### Page excerpt

Neurodevelopmental assessment practices in the longitudinal birth cohort studies at the Children’s Centers were guided by many of the principles outlined above. Most centers conducted neurodevelopmental assessments at various ages after birth (see ). For the first 5 years of funding, most centers conducted assessments at 12 months and 24 months of age.
Neurodevelopmental assessment in the Children’s Centers for the first 5-year funding cycle.
A diverse group of standardized neurodevelopmental assessment tools were employed. There were no attempts to develop common protocols among the centers conducting neuroepidemiologic studies. Differences in tests and timing of assessment reflect variations in the toxicants under study, their hypothesized effects, and practical considerations. Four centers conducted neonatal assessments; three used the NBAS (Brazelton 1984
; Brazelton and Nugent 1995
), and one used the NICU Network Neurobehavioral Scale (Lester et al. 2004
). The Bayley Scales of Infant Development–II (Bayley 1993
), which provides standard scores for mental and psychomotor development, were used by all centers at 12 months of age and by most at 24 months. All centers adjusted the child’s chronologic age for prematurity on the Bayley scales until 24 months.
A variety of other assessment tools were used to measure domains including developmental milestones, language, and behavior. A few centers employed more experimental protocols, including assessment of visual recognition memory, the autonomic nervous system, and measures of learning that parallel some of those used in animal studies. The centers at Illinois and the University of Cincinnati also assess the child’s hearing.
The choice of neurodevelopmental tests was based first on the age of the child, followed by other considerations including tests employed in previous studies, the domains of behavior thought to be affected by the main toxicant(s) under study, the availability of tests in the language of the study population, time required to administer the examination, and the test’s suitability for administration by non-doctoral-level examiners. Some centers, especially those with low-income or bilingual study populations, found it necessary to select assessment tools with a lower end of functioning range, considerably below the ages of the children being assessed.

### What to do
a – In the passage on neurodevelopmental assessment in the Children’s Centers, reproduce the part from "A variety of" up to and including "the child’s hearing.", swapping "hearing" for "vision".
b – List every consideration that the passage on neurodevelopmental assessment in the Children’s Centers gives as shaping the choice of neurodevelopmental tests.
c – Write what comes next in the passage on neurodevelopmental assessment in the Children’s Centers, starting after its final sentence.

### Recorded data
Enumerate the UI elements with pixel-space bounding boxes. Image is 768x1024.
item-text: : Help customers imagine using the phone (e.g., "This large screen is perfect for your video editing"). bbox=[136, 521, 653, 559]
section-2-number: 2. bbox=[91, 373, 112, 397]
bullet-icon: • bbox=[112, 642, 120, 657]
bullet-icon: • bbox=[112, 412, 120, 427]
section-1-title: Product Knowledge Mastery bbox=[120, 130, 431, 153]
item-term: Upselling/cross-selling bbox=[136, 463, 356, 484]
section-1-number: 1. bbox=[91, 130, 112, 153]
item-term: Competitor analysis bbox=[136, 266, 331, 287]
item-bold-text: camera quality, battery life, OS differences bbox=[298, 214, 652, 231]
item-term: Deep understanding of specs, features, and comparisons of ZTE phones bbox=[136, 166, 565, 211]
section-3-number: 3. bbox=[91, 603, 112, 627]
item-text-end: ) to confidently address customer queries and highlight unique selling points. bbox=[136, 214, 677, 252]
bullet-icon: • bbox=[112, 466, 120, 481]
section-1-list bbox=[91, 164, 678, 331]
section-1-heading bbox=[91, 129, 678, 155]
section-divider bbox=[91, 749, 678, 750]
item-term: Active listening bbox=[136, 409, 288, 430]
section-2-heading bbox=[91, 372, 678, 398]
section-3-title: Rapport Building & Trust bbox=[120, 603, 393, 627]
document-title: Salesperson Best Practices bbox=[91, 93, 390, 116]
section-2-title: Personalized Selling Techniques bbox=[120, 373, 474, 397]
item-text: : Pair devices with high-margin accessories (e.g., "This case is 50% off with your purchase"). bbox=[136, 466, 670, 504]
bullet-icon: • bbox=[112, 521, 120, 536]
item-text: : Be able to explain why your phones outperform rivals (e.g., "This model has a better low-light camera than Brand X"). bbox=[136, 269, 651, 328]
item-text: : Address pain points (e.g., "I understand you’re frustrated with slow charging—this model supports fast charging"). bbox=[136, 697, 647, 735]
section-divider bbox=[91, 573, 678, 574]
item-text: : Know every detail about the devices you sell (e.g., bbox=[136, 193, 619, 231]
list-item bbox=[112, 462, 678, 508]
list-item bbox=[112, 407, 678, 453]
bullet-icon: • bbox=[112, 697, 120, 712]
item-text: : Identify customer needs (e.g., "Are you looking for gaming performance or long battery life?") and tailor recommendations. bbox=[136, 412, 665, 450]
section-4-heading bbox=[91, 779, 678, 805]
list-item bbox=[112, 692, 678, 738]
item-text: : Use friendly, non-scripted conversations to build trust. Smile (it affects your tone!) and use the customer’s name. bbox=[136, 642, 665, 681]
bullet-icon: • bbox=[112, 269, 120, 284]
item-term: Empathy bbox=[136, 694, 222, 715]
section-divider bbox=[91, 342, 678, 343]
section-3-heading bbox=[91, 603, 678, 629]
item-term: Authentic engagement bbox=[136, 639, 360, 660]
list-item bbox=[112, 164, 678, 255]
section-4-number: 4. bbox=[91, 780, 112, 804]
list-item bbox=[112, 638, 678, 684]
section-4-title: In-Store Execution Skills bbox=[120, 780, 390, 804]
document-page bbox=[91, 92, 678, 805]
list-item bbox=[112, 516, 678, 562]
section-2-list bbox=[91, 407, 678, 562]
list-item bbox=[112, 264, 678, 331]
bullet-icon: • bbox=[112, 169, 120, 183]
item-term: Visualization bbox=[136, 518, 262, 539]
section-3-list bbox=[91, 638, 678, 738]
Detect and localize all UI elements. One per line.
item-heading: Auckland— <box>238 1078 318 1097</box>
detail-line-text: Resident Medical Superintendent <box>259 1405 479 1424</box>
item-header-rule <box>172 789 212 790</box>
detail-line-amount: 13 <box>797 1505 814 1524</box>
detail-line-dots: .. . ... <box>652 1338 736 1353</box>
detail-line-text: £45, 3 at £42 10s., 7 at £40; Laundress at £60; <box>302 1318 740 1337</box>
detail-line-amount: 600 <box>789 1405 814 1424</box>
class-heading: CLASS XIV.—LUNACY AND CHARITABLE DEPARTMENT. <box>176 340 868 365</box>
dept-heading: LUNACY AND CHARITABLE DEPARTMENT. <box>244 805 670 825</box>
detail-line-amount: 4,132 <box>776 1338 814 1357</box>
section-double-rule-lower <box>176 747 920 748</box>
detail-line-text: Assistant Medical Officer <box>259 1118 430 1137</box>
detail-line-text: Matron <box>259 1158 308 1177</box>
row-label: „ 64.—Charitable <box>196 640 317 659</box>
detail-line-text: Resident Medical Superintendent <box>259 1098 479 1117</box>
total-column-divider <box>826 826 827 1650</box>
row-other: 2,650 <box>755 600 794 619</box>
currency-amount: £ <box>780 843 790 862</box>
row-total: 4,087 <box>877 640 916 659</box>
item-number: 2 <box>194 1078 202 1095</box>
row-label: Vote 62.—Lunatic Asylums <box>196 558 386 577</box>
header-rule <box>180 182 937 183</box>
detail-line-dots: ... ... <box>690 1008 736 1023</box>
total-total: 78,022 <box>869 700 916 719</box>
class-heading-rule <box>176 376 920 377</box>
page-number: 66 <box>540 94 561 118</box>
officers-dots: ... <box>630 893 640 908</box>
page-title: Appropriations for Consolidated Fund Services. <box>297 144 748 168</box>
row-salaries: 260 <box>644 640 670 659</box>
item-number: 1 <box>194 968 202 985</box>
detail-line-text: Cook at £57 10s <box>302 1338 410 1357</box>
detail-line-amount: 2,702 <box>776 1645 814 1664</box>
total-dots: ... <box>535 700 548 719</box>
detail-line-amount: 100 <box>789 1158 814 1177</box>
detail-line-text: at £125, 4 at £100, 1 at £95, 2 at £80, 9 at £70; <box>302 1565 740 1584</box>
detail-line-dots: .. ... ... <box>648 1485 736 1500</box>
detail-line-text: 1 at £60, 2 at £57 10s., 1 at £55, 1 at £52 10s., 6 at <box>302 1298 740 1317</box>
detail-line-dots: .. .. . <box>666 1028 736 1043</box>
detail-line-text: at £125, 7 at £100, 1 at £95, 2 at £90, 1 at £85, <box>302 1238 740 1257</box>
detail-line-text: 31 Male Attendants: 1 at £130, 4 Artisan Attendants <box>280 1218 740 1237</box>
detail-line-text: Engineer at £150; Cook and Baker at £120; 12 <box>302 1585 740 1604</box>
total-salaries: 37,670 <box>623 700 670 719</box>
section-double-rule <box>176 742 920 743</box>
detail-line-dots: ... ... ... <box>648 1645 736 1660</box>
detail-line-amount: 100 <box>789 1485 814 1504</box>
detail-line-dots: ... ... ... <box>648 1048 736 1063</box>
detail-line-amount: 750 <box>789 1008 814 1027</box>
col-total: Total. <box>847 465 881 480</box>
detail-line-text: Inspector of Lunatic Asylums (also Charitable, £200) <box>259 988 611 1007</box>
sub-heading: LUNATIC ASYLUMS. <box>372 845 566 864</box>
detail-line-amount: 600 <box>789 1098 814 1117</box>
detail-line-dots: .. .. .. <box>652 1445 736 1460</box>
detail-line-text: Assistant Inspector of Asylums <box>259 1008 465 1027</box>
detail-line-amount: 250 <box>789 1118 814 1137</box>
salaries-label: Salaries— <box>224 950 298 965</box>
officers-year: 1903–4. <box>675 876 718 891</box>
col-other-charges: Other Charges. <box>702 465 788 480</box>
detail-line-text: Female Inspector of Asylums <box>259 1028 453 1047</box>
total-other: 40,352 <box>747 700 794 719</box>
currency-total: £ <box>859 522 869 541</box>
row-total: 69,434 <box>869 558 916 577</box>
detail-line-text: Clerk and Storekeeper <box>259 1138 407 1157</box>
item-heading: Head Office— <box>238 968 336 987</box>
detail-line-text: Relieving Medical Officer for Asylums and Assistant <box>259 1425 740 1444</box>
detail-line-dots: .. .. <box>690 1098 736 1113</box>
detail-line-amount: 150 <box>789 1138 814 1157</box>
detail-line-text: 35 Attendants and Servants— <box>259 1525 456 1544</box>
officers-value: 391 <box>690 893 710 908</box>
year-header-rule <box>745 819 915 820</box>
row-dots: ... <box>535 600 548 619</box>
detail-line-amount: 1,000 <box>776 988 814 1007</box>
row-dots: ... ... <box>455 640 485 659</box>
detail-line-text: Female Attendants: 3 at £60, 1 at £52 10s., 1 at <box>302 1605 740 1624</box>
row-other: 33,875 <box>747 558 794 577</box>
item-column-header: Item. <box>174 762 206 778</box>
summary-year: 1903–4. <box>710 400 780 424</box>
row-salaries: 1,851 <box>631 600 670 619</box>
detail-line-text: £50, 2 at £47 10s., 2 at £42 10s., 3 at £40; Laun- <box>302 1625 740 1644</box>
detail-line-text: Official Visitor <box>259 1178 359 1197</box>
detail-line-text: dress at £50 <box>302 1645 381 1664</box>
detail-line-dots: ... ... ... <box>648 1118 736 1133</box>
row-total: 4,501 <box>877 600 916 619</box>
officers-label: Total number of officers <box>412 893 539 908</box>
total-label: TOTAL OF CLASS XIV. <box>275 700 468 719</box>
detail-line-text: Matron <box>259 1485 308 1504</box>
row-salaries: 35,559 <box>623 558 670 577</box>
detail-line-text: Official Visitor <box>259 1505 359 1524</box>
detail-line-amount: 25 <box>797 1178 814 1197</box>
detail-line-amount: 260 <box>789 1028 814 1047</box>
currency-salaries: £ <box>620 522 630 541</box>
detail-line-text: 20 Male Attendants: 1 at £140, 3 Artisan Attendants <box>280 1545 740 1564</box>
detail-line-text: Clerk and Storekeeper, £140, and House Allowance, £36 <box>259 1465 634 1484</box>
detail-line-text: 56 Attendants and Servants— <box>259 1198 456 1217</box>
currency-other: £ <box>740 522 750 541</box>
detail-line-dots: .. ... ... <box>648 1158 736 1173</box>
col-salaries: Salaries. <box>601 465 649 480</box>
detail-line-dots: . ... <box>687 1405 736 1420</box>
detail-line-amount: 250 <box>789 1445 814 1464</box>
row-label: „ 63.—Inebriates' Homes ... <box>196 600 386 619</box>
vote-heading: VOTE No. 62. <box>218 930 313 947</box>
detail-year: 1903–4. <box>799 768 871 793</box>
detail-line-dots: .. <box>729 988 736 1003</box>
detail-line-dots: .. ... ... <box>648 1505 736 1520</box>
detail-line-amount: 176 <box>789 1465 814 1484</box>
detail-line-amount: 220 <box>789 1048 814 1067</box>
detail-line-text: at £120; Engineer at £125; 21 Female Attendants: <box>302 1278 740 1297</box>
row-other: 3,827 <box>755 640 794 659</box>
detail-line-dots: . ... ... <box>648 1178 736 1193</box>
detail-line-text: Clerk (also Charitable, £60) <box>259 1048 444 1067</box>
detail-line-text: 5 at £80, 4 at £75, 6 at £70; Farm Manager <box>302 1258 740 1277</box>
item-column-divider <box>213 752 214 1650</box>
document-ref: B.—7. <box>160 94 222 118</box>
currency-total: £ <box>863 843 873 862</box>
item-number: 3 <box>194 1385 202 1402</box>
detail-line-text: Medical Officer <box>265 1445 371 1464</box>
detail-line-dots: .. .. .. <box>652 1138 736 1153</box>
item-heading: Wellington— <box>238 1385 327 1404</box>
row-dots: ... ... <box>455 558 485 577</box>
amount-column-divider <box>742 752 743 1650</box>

### Replies
a –
A variety of other assessment tools were used to measure domains including developmental milestones, language, and behavior. A few centers employed more experimental protocols, including assessment of visual recognition memory, the autonomic nervous system, and measures of learning that parallel some of those used in animal studies. The centers at Illinois and the University of Cincinnati also assess the child’s vision.

b –
1. The age of the child
2. Tests employed in previous studies
3. The domains of behavior thought to be affected by the main toxicant(s) under study
4. The availability of tests in the language of the study population
5. The time required to administer the examination
6. The test’s suitability for administration by non-doctoral-level examiners

c –
As discussed above, it can be difficult to determine the language of assessment for children who are raised in the United States in non-English-speaking households. All centers attempted to maximize the child’s performance on all tests. One center assessed bilingual children in English. Another center based the child’s assessment on what language was usually spoken in the home. In both cases, if the examiner noted language difficulties during the exam, the tasks were readministered in the other language.
The availability of assessment tools increases with the child’s age, enhancing the researcher’s ability to focus on specific developmental domains that may be affected by the exposure of interest. Because many of the chemicals examined by these centers have not been widely studied in children (e.g., pesticides, polycyclic aromatic hydrocarbons), the choice of the domains likely to be affected may be based solely on animal studies. Finding the human analog to animal behavior is challenging. However, as previously noted, the Illinois center is addressing this problem by conducting concurrent animal studies with exposures similar to those in their human population.
All centers used some quantitative measures of the parent’s cognitive functioning and quality of caregiving in the home to control for possible confounding. In centers dealing mainly with multicultural samples, tests of adult intellectual attainment with a minimum of verbal content were used.